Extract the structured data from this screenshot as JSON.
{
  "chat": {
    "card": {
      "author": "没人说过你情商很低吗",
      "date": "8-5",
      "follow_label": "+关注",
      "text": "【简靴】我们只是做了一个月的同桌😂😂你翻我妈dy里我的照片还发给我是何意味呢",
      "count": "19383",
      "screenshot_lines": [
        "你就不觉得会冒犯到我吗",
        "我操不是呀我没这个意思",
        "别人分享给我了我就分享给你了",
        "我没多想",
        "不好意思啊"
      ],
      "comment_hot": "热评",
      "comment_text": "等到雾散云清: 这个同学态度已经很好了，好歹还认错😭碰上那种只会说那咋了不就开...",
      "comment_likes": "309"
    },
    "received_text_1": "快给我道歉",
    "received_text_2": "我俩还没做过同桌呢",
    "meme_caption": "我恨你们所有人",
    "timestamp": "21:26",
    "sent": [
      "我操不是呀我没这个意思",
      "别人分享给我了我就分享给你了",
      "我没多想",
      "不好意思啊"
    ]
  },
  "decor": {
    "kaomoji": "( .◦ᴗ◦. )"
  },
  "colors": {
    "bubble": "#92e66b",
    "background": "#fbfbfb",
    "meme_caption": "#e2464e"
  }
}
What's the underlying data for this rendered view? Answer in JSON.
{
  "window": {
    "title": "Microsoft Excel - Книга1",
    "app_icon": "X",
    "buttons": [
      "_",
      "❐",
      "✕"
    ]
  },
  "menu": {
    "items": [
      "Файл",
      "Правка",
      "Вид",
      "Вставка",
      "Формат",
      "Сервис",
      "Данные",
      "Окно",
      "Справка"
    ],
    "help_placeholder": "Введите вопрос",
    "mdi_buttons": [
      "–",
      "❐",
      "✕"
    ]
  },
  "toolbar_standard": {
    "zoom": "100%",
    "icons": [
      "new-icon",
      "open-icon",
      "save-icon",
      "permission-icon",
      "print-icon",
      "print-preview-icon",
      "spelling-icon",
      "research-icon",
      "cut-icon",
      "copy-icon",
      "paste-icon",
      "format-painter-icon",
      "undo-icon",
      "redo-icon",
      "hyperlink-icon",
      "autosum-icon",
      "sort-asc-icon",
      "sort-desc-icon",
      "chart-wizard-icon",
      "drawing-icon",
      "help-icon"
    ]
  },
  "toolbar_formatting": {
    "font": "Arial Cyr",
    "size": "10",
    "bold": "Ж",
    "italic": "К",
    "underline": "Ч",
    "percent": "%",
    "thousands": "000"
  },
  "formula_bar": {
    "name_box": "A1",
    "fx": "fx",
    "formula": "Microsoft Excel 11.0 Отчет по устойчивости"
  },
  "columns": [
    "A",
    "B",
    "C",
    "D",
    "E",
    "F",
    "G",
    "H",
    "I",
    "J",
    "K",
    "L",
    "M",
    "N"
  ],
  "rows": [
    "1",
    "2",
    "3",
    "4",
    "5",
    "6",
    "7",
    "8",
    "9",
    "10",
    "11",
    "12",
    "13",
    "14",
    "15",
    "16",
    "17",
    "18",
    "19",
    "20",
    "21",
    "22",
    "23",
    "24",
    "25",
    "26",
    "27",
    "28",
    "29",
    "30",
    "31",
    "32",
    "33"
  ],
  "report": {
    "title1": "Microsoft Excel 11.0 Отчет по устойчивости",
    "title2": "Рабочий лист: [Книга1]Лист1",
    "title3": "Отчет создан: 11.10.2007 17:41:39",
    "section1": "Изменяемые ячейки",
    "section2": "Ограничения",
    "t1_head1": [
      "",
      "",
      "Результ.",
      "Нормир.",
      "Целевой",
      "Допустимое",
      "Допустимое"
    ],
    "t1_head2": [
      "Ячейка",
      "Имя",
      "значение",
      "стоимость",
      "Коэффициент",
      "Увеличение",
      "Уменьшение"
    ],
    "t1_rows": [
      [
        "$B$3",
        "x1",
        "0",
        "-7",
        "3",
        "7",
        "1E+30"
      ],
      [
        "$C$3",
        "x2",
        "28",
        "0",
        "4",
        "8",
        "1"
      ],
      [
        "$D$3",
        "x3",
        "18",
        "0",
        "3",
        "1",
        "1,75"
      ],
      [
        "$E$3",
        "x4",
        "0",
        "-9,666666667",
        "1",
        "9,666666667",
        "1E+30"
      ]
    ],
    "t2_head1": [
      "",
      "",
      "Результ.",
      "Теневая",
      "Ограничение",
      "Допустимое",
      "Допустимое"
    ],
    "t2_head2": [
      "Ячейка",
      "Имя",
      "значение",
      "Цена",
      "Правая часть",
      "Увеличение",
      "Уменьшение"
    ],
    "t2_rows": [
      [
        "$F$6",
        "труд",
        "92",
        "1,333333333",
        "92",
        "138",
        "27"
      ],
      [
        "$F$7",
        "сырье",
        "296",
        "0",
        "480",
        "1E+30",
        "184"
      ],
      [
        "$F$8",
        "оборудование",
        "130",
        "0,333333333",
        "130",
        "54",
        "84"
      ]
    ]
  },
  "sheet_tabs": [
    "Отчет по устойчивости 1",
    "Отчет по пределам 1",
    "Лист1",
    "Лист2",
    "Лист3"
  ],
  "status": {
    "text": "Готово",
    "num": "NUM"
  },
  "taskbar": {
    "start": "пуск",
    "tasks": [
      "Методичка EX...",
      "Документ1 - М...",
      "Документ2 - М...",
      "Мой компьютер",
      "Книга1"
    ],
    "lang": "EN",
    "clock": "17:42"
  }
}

------------

WRITTEN INSTRUCTION. Reproduce the full listing exactly.

RESULT OF THE EXERCISE.
Extract the structured data from this screenshot as JSON.
{
  "chat": {
    "card": {
      "author": "没人说过你情商很低吗",
      "date": "8-5",
      "follow_label": "+关注",
      "text": "【简靴】我们只是做了一个月的同桌😂😂你翻我妈dy里我的照片还发给我是何意味呢",
      "count": "19383",
      "screenshot_lines": [
        "你就不觉得会冒犯到我吗",
        "我操不是呀我没这个意思",
        "别人分享给我了我就分享给你了",
        "我没多想",
        "不好意思啊"
      ],
      "comment_hot": "热评",
      "comment_text": "等到雾散云清: 这个同学态度已经很好了，好歹还认错😭碰上那种只会说那咋了不就开...",
      "comment_likes": "309"
    },
    "received_text_1": "快给我道歉",
    "received_text_2": "我俩还没做过同桌呢",
    "meme_caption": "我恨你们所有人",
    "timestamp": "21:26",
    "sent": [
      "我操不是呀我没这个意思",
      "别人分享给我了我就分享给你了",
      "我没多想",
      "不好意思啊"
    ]
  },
  "decor": {
    "kaomoji": "( .◦ᴗ◦. )"
  },
  "colors": {
    "bubble": "#92e66b",
    "background": "#fbfbfb",
    "meme_caption": "#e2464e"
  }
}
What's the underlying data for this rendered view? Answer in JSON.
{
  "window": {
    "title": "Microsoft Excel - Книга1",
    "app_icon": "X",
    "buttons": [
      "_",
      "❐",
      "✕"
    ]
  },
  "menu": {
    "items": [
      "Файл",
      "Правка",
      "Вид",
      "Вставка",
      "Формат",
      "Сервис",
      "Данные",
      "Окно",
      "Справка"
    ],
    "help_placeholder": "Введите вопрос",
    "mdi_buttons": [
      "–",
      "❐",
      "✕"
    ]
  },
  "toolbar_standard": {
    "zoom": "100%",
    "icons": [
      "new-icon",
      "open-icon",
      "save-icon",
      "permission-icon",
      "print-icon",
      "print-preview-icon",
      "spelling-icon",
      "research-icon",
      "cut-icon",
      "copy-icon",
      "paste-icon",
      "format-painter-icon",
      "undo-icon",
      "redo-icon",
      "hyperlink-icon",
      "autosum-icon",
      "sort-asc-icon",
      "sort-desc-icon",
      "chart-wizard-icon",
      "drawing-icon",
      "help-icon"
    ]
  },
  "toolbar_formatting": {
    "font": "Arial Cyr",
    "size": "10",
    "bold": "Ж",
    "italic": "К",
    "underline": "Ч",
    "percent": "%",
    "thousands": "000"
  },
  "formula_bar": {
    "name_box": "A1",
    "fx": "fx",
    "formula": "Microsoft Excel 11.0 Отчет по устойчивости"
  },
  "columns": [
    "A",
    "B",
    "C",
    "D",
    "E",
    "F",
    "G",
    "H",
    "I",
    "J",
    "K",
    "L",
    "M",
    "N"
  ],
  "rows": [
    "1",
    "2",
    "3",
    "4",
    "5",
    "6",
    "7",
    "8",
    "9",
    "10",
    "11",
    "12",
    "13",
    "14",
    "15",
    "16",
    "17",
    "18",
    "19",
    "20",
    "21",
    "22",
    "23",
    "24",
    "25",
    "26",
    "27",
    "28",
    "29",
    "30",
    "31",
    "32",
    "33"
  ],
  "report": {
    "title1": "Microsoft Excel 11.0 Отчет по устойчивости",
    "title2": "Рабочий лист: [Книга1]Лист1",
    "title3": "Отчет создан: 11.10.2007 17:41:39",
    "section1": "Изменяемые ячейки",
    "section2": "Ограничения",
    "t1_head1": [
      "",
      "",
      "Результ.",
      "Нормир.",
      "Целевой",
      "Допустимое",
      "Допустимое"
    ],
    "t1_head2": [
      "Ячейка",
      "Имя",
      "значение",
      "стоимость",
      "Коэффициент",
      "Увеличение",
      "Уменьшение"
    ],
    "t1_rows": [
      [
        "$B$3",
        "x1",
        "0",
        "-7",
        "3",
        "7",
        "1E+30"
      ],
      [
        "$C$3",
        "x2",
        "28",
        "0",
        "4",
        "8",
        "1"
      ],
      [
        "$D$3",
        "x3",
        "18",
        "0",
        "3",
        "1",
        "1,75"
      ],
      [
        "$E$3",
        "x4",
        "0",
        "-9,666666667",
        "1",
        "9,666666667",
        "1E+30"
      ]
    ],
    "t2_head1": [
      "",
      "",
      "Результ.",
      "Теневая",
      "Ограничение",
      "Допустимое",
      "Допустимое"
    ],
    "t2_head2": [
      "Ячейка",
      "Имя",
      "значение",
      "Цена",
      "Правая часть",
      "Увеличение",
      "Уменьшение"
    ],
    "t2_rows": [
      [
        "$F$6",
        "труд",
        "92",
        "1,333333333",
        "92",
        "138",
        "27"
      ],
      [
        "$F$7",
        "сырье",
        "296",
        "0",
        "480",
        "1E+30",
        "184"
      ],
      [
        "$F$8",
        "оборудование",
        "130",
        "0,333333333",
        "130",
        "54",
        "84"
      ]
    ]
  },
  "sheet_tabs": [
    "Отчет по устойчивости 1",
    "Отчет по пределам 1",
    "Лист1",
    "Лист2",
    "Лист3"
  ],
  "status": {
    "text": "Готово",
    "num": "NUM"
  },
  "taskbar": {
    "start": "пуск",
    "tasks": [
      "Методичка EX...",
      "Документ1 - М...",
      "Документ2 - М...",
      "Мой компьютер",
      "Книга1"
    ],
    "lang": "EN",
    "clock": "17:42"
  }
}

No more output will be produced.